▸ TASK INSTRUCTIONS:
For each line that holds "style", copy the line out.

***** DATASET ENTRIES *****

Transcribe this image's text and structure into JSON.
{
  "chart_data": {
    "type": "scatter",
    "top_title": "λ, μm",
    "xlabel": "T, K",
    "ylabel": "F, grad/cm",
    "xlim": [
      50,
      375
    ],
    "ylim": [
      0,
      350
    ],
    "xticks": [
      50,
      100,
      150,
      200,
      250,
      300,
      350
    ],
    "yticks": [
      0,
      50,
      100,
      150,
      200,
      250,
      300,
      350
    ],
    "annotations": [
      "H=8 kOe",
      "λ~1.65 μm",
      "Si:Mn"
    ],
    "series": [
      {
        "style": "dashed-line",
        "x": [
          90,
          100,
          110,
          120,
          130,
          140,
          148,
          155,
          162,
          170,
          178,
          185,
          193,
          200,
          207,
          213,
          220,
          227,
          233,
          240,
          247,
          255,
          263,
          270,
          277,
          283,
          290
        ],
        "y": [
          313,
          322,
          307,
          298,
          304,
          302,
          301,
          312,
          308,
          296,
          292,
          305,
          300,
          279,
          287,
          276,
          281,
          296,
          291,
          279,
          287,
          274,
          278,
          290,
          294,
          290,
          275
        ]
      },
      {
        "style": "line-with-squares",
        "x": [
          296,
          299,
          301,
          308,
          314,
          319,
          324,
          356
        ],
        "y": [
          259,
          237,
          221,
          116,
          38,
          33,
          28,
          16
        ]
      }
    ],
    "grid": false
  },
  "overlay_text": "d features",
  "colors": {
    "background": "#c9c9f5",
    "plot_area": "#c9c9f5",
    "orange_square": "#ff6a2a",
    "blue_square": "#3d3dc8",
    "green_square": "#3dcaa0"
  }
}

*****

▸ SOLUTION:
        "style": "dashed-line",
        "style": "line-with-squares",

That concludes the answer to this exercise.